» The problem
List all lines of the data containing the word "this".

» Dataset extract

-- -- --

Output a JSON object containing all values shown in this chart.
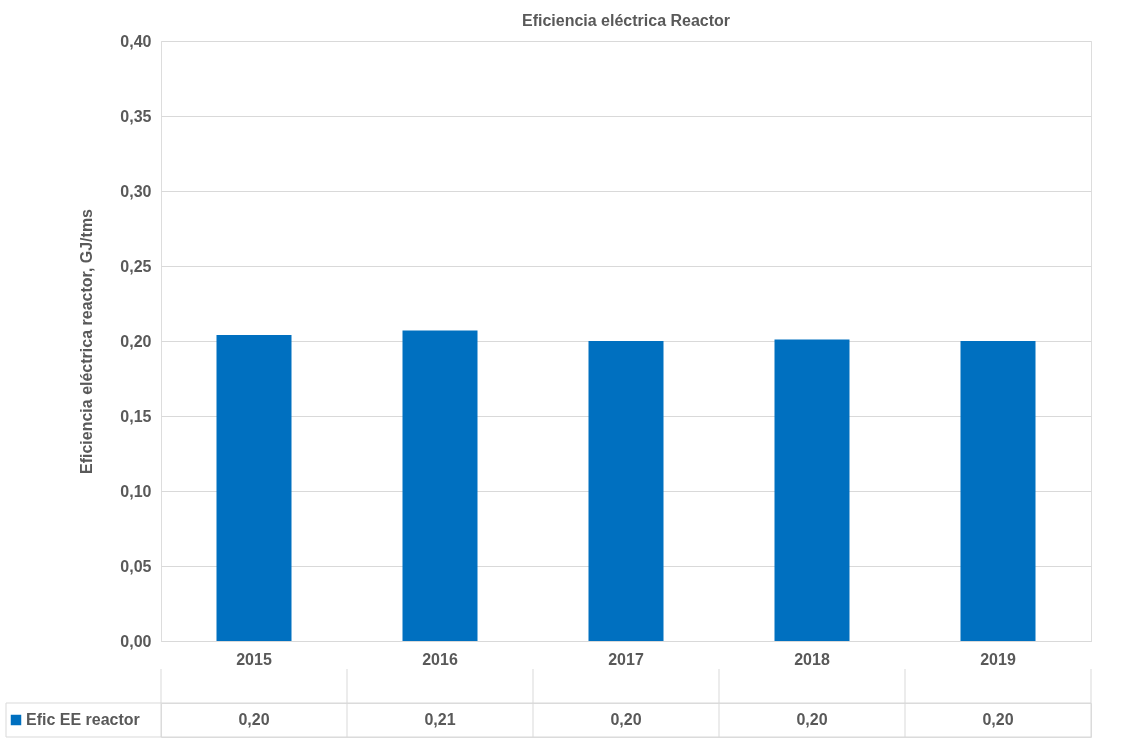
{
  "chart_data": {
    "type": "bar",
    "title": "Eficiencia eléctrica Reactor",
    "ylabel": "Eficiencia eléctrica reactor, GJ/tms",
    "categories": [
      "2015",
      "2016",
      "2017",
      "2018",
      "2019"
    ],
    "series": [
      {
        "name": "Efic EE reactor",
        "color": "#0070c0",
        "values": [
          0.204,
          0.207,
          0.2,
          0.201,
          0.2
        ],
        "value_labels": [
          "0,20",
          "0,21",
          "0,20",
          "0,20",
          "0,20"
        ]
      }
    ],
    "ylim": [
      0,
      0.4
    ],
    "yticks": [
      {
        "value": 0,
        "label": "0,00"
      },
      {
        "value": 0.05,
        "label": "0,05"
      },
      {
        "value": 0.1,
        "label": "0,10"
      },
      {
        "value": 0.15,
        "label": "0,15"
      },
      {
        "value": 0.2,
        "label": "0,20"
      },
      {
        "value": 0.25,
        "label": "0,25"
      },
      {
        "value": 0.3,
        "label": "0,30"
      },
      {
        "value": 0.35,
        "label": "0,35"
      },
      {
        "value": 0.4,
        "label": "0,40"
      }
    ],
    "grid": "y",
    "legend": "bottom"
  }
}
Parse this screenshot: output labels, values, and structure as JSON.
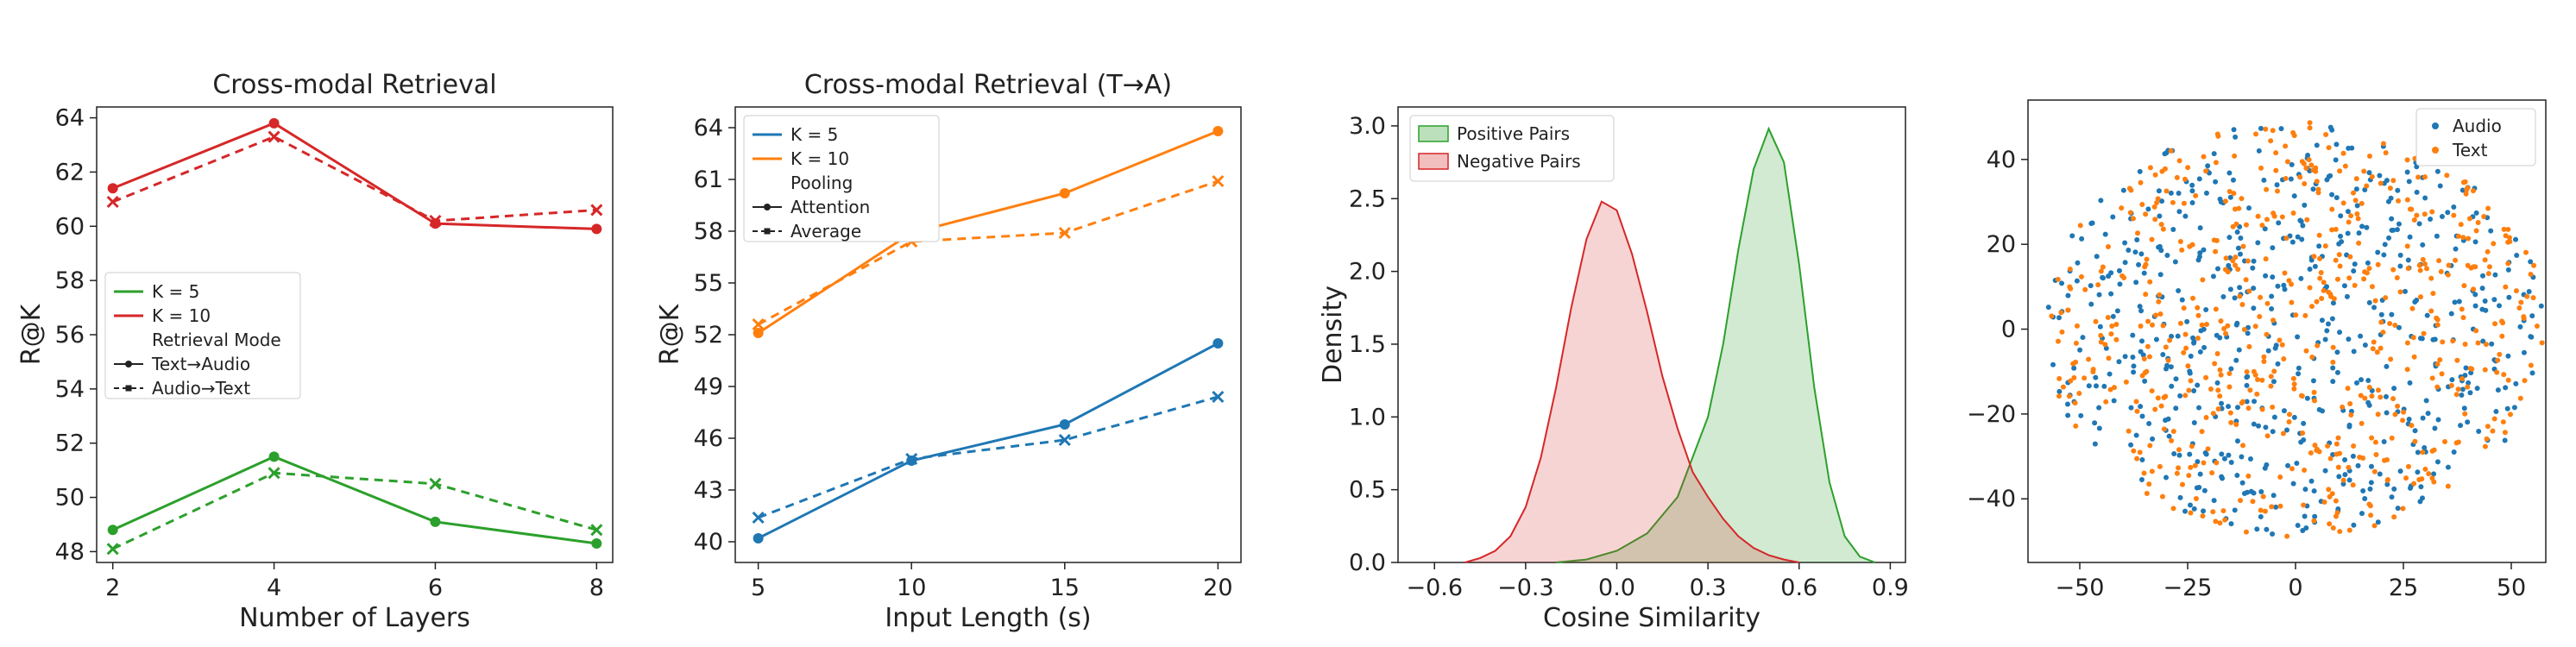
{
  "chart_data": [
    {
      "type": "line",
      "title": "Cross-modal Retrieval",
      "xlabel": "Number of Layers",
      "ylabel": "R@K",
      "x": [
        2,
        4,
        6,
        8
      ],
      "xticks": [
        2,
        4,
        6,
        8
      ],
      "xticklabels": [
        "2",
        "4",
        "6",
        "8"
      ],
      "yticks": [
        48,
        50,
        52,
        54,
        56,
        58,
        60,
        62,
        64
      ],
      "yticklabels": [
        "48",
        "50",
        "52",
        "54",
        "56",
        "58",
        "60",
        "62",
        "64"
      ],
      "xlim": [
        1.8,
        8.2
      ],
      "ylim": [
        47.6,
        64.4
      ],
      "legend_placement": "center-left",
      "legend_entries": [
        {
          "label": "K = 5",
          "kind": "color",
          "color": "#2ca02c"
        },
        {
          "label": "K = 10",
          "kind": "color",
          "color": "#d62728"
        },
        {
          "label": "Retrieval Mode",
          "kind": "header"
        },
        {
          "label": "Text→Audio",
          "kind": "solid"
        },
        {
          "label": "Audio→Text",
          "kind": "dashed"
        }
      ],
      "series": [
        {
          "color": "#d62728",
          "style": "solid",
          "marker": "circle",
          "values": [
            61.4,
            63.8,
            60.1,
            59.9
          ]
        },
        {
          "color": "#d62728",
          "style": "dashed",
          "marker": "x",
          "values": [
            60.9,
            63.3,
            60.2,
            60.6
          ]
        },
        {
          "color": "#2ca02c",
          "style": "solid",
          "marker": "circle",
          "values": [
            48.8,
            51.5,
            49.1,
            48.3
          ]
        },
        {
          "color": "#2ca02c",
          "style": "dashed",
          "marker": "x",
          "values": [
            48.1,
            50.9,
            50.5,
            48.8
          ]
        }
      ]
    },
    {
      "type": "line",
      "title": "Cross-modal Retrieval (T→A)",
      "xlabel": "Input Length (s)",
      "ylabel": "R@K",
      "x": [
        5,
        10,
        15,
        20
      ],
      "xticks": [
        5,
        10,
        15,
        20
      ],
      "xticklabels": [
        "5",
        "10",
        "15",
        "20"
      ],
      "yticks": [
        40,
        43,
        46,
        49,
        52,
        55,
        58,
        61,
        64
      ],
      "yticklabels": [
        "40",
        "43",
        "46",
        "49",
        "52",
        "55",
        "58",
        "61",
        "64"
      ],
      "xlim": [
        4.25,
        20.75
      ],
      "ylim": [
        38.8,
        65.2
      ],
      "legend_placement": "top-left",
      "legend_entries": [
        {
          "label": "K = 5",
          "kind": "color",
          "color": "#1f77b4"
        },
        {
          "label": "K = 10",
          "kind": "color",
          "color": "#ff7f0e"
        },
        {
          "label": "Pooling",
          "kind": "header"
        },
        {
          "label": "Attention",
          "kind": "solid"
        },
        {
          "label": "Average",
          "kind": "dashed"
        }
      ],
      "series": [
        {
          "color": "#ff7f0e",
          "style": "solid",
          "marker": "circle",
          "values": [
            52.1,
            57.9,
            60.2,
            63.8
          ]
        },
        {
          "color": "#ff7f0e",
          "style": "dashed",
          "marker": "x",
          "values": [
            52.6,
            57.4,
            57.9,
            60.9
          ]
        },
        {
          "color": "#1f77b4",
          "style": "solid",
          "marker": "circle",
          "values": [
            40.2,
            44.7,
            46.8,
            51.5
          ]
        },
        {
          "color": "#1f77b4",
          "style": "dashed",
          "marker": "x",
          "values": [
            41.4,
            44.8,
            45.9,
            48.4
          ]
        }
      ]
    },
    {
      "type": "area",
      "title": "",
      "xlabel": "Cosine Similarity",
      "ylabel": "Density",
      "xticks": [
        -0.6,
        -0.3,
        0.0,
        0.3,
        0.6,
        0.9
      ],
      "xticklabels": [
        "−0.6",
        "−0.3",
        "0.0",
        "0.3",
        "0.6",
        "0.9"
      ],
      "yticks": [
        0.0,
        0.5,
        1.0,
        1.5,
        2.0,
        2.5,
        3.0
      ],
      "yticklabels": [
        "0.0",
        "0.5",
        "1.0",
        "1.5",
        "2.0",
        "2.5",
        "3.0"
      ],
      "xlim": [
        -0.72,
        0.95
      ],
      "ylim": [
        0,
        3.13
      ],
      "legend_placement": "top-left",
      "series": [
        {
          "name": "Positive Pairs",
          "fill": "#2ca02c",
          "line": "#2ca02c",
          "fill_opacity": 0.22,
          "x": [
            -0.2,
            -0.1,
            0.0,
            0.1,
            0.2,
            0.3,
            0.35,
            0.4,
            0.45,
            0.5,
            0.55,
            0.6,
            0.65,
            0.7,
            0.75,
            0.8,
            0.85
          ],
          "values": [
            0.0,
            0.02,
            0.08,
            0.2,
            0.45,
            1.0,
            1.5,
            2.15,
            2.7,
            2.98,
            2.75,
            2.05,
            1.2,
            0.55,
            0.18,
            0.04,
            0.0
          ]
        },
        {
          "name": "Negative Pairs",
          "fill": "#d62728",
          "line": "#d62728",
          "fill_opacity": 0.2,
          "x": [
            -0.5,
            -0.45,
            -0.4,
            -0.35,
            -0.3,
            -0.25,
            -0.2,
            -0.15,
            -0.1,
            -0.05,
            0.0,
            0.05,
            0.1,
            0.15,
            0.2,
            0.25,
            0.3,
            0.35,
            0.4,
            0.45,
            0.5,
            0.55,
            0.6
          ],
          "values": [
            0.0,
            0.03,
            0.08,
            0.18,
            0.38,
            0.72,
            1.2,
            1.75,
            2.22,
            2.48,
            2.42,
            2.12,
            1.72,
            1.28,
            0.92,
            0.62,
            0.45,
            0.3,
            0.18,
            0.1,
            0.05,
            0.02,
            0.0
          ]
        }
      ]
    },
    {
      "type": "scatter",
      "title": "",
      "xlabel": "",
      "ylabel": "",
      "xticks": [
        -50,
        -25,
        0,
        25,
        50
      ],
      "xticklabels": [
        "−50",
        "−25",
        "0",
        "25",
        "50"
      ],
      "yticks": [
        -40,
        -20,
        0,
        20,
        40
      ],
      "yticklabels": [
        "−40",
        "−20",
        "0",
        "20",
        "40"
      ],
      "xlim": [
        -62,
        58
      ],
      "ylim": [
        -55,
        54
      ],
      "legend_placement": "top-right",
      "series": [
        {
          "name": "Audio",
          "color": "#1f77b4",
          "n": 600,
          "seed": 7
        },
        {
          "name": "Text",
          "color": "#ff7f0e",
          "n": 600,
          "seed": 13
        }
      ]
    }
  ]
}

-- -- --

» Final result
Output a JSON object containing all values shown in this chart.
Parse this screenshot: output labels, values, and structure as JSON.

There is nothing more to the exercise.